Directions for this task:
Write out the rows below word for word, keeping every line unchanged.

[start Exercise materials]

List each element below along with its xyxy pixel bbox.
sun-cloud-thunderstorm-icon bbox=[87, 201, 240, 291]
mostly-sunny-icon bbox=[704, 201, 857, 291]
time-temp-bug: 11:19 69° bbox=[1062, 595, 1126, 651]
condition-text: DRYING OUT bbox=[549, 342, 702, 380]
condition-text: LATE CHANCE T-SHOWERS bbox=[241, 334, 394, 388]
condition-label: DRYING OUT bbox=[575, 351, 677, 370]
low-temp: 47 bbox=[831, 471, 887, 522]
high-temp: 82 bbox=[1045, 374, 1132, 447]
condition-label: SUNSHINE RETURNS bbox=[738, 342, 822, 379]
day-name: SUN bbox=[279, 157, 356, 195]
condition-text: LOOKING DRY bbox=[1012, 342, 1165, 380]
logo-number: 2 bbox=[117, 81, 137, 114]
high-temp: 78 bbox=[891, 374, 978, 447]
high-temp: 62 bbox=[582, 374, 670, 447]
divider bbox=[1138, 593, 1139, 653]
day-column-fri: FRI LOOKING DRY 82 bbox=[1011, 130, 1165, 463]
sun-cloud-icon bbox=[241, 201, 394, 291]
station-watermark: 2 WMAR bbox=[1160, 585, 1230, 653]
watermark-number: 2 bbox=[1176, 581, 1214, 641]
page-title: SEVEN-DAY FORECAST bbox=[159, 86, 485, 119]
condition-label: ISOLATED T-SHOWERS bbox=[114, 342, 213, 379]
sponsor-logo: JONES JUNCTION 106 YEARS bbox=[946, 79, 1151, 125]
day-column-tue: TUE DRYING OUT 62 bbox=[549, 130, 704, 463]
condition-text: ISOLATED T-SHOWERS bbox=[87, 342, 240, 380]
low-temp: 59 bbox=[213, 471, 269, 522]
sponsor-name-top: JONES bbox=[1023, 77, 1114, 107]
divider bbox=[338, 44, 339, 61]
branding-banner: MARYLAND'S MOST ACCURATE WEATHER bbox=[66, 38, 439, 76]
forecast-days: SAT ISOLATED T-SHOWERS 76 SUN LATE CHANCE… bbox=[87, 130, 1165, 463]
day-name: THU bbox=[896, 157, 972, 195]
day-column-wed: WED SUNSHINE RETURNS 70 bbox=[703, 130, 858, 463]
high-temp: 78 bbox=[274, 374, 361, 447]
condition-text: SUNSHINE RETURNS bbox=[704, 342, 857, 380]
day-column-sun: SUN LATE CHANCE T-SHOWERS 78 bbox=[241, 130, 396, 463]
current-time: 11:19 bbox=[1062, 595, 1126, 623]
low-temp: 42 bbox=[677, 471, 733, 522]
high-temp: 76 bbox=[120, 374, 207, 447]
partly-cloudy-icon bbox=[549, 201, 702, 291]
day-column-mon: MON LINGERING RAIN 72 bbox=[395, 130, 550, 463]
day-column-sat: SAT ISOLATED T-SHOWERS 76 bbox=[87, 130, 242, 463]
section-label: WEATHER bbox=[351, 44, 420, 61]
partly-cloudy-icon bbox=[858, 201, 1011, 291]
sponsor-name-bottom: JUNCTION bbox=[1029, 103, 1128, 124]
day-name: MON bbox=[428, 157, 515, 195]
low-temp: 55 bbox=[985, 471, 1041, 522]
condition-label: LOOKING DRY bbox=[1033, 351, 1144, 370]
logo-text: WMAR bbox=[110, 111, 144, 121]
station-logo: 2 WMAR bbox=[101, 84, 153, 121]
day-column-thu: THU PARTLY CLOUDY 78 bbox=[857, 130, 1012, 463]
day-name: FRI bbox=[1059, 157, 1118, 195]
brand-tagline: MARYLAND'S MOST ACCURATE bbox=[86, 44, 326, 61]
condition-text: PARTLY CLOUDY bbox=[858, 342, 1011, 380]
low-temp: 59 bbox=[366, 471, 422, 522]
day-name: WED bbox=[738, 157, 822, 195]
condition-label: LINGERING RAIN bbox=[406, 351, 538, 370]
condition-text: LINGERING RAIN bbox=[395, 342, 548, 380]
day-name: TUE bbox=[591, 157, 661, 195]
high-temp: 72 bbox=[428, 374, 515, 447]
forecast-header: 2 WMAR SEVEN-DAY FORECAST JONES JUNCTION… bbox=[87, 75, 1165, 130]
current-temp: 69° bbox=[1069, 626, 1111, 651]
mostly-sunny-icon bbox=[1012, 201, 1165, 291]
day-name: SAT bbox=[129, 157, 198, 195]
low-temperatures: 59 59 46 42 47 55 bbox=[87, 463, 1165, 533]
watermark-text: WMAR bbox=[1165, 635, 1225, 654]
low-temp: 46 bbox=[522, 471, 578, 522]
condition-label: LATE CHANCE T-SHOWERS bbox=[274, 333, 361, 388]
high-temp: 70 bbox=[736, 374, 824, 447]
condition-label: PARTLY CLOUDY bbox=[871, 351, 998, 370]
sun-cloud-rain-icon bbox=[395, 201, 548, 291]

[end Exercise materials]

The response:
List each element below along with its xyxy pixel bbox.
sun-cloud-thunderstorm-icon bbox=[87, 201, 240, 291]
mostly-sunny-icon bbox=[704, 201, 857, 291]
time-temp-bug: 11:19 69° bbox=[1062, 595, 1126, 651]
condition-text: DRYING OUT bbox=[549, 342, 702, 380]
condition-text: LATE CHANCE T-SHOWERS bbox=[241, 334, 394, 388]
condition-label: DRYING OUT bbox=[575, 351, 677, 370]
low-temp: 47 bbox=[831, 471, 887, 522]
high-temp: 82 bbox=[1045, 374, 1132, 447]
condition-label: SUNSHINE RETURNS bbox=[738, 342, 822, 379]
day-name: SUN bbox=[279, 157, 356, 195]
condition-text: LOOKING DRY bbox=[1012, 342, 1165, 380]
logo-number: 2 bbox=[117, 81, 137, 114]
high-temp: 78 bbox=[891, 374, 978, 447]
high-temp: 62 bbox=[582, 374, 670, 447]
divider bbox=[1138, 593, 1139, 653]
day-column-fri: FRI LOOKING DRY 82 bbox=[1011, 130, 1165, 463]
sun-cloud-icon bbox=[241, 201, 394, 291]
station-watermark: 2 WMAR bbox=[1160, 585, 1230, 653]
watermark-number: 2 bbox=[1176, 581, 1214, 641]
page-title: SEVEN-DAY FORECAST bbox=[159, 86, 485, 119]
condition-label: ISOLATED T-SHOWERS bbox=[114, 342, 213, 379]
sponsor-logo: JONES JUNCTION 106 YEARS bbox=[946, 79, 1151, 125]
day-column-tue: TUE DRYING OUT 62 bbox=[549, 130, 704, 463]
condition-text: ISOLATED T-SHOWERS bbox=[87, 342, 240, 380]
low-temp: 59 bbox=[213, 471, 269, 522]
sponsor-name-top: JONES bbox=[1023, 77, 1114, 107]
divider bbox=[338, 44, 339, 61]
branding-banner: MARYLAND'S MOST ACCURATE WEATHER bbox=[66, 38, 439, 76]
forecast-days: SAT ISOLATED T-SHOWERS 76 SUN LATE CHANCE… bbox=[87, 130, 1165, 463]
day-name: THU bbox=[896, 157, 972, 195]
day-column-wed: WED SUNSHINE RETURNS 70 bbox=[703, 130, 858, 463]
high-temp: 78 bbox=[274, 374, 361, 447]
condition-text: SUNSHINE RETURNS bbox=[704, 342, 857, 380]
day-column-sun: SUN LATE CHANCE T-SHOWERS 78 bbox=[241, 130, 396, 463]
current-time: 11:19 bbox=[1062, 595, 1126, 623]
low-temp: 42 bbox=[677, 471, 733, 522]
high-temp: 76 bbox=[120, 374, 207, 447]
partly-cloudy-icon bbox=[549, 201, 702, 291]
day-column-mon: MON LINGERING RAIN 72 bbox=[395, 130, 550, 463]
day-column-sat: SAT ISOLATED T-SHOWERS 76 bbox=[87, 130, 242, 463]
section-label: WEATHER bbox=[351, 44, 420, 61]
partly-cloudy-icon bbox=[858, 201, 1011, 291]
sponsor-name-bottom: JUNCTION bbox=[1029, 103, 1128, 124]
day-name: MON bbox=[428, 157, 515, 195]
low-temp: 55 bbox=[985, 471, 1041, 522]
condition-label: LOOKING DRY bbox=[1033, 351, 1144, 370]
logo-text: WMAR bbox=[110, 111, 144, 121]
station-logo: 2 WMAR bbox=[101, 84, 153, 121]
day-column-thu: THU PARTLY CLOUDY 78 bbox=[857, 130, 1012, 463]
day-name: FRI bbox=[1059, 157, 1118, 195]
brand-tagline: MARYLAND'S MOST ACCURATE bbox=[86, 44, 326, 61]
condition-text: PARTLY CLOUDY bbox=[858, 342, 1011, 380]
low-temp: 59 bbox=[366, 471, 422, 522]
day-name: WED bbox=[738, 157, 822, 195]
condition-label: LINGERING RAIN bbox=[406, 351, 538, 370]
condition-text: LINGERING RAIN bbox=[395, 342, 548, 380]
day-name: TUE bbox=[591, 157, 661, 195]
high-temp: 72 bbox=[428, 374, 515, 447]
forecast-header: 2 WMAR SEVEN-DAY FORECAST JONES JUNCTION… bbox=[87, 75, 1165, 130]
current-temp: 69° bbox=[1069, 626, 1111, 651]
mostly-sunny-icon bbox=[1012, 201, 1165, 291]
day-name: SAT bbox=[129, 157, 198, 195]
low-temperatures: 59 59 46 42 47 55 bbox=[87, 463, 1165, 533]
watermark-text: WMAR bbox=[1165, 635, 1225, 654]
low-temp: 46 bbox=[522, 471, 578, 522]
condition-label: LATE CHANCE T-SHOWERS bbox=[274, 333, 361, 388]
high-temp: 70 bbox=[736, 374, 824, 447]
condition-label: PARTLY CLOUDY bbox=[871, 351, 998, 370]
sun-cloud-rain-icon bbox=[395, 201, 548, 291]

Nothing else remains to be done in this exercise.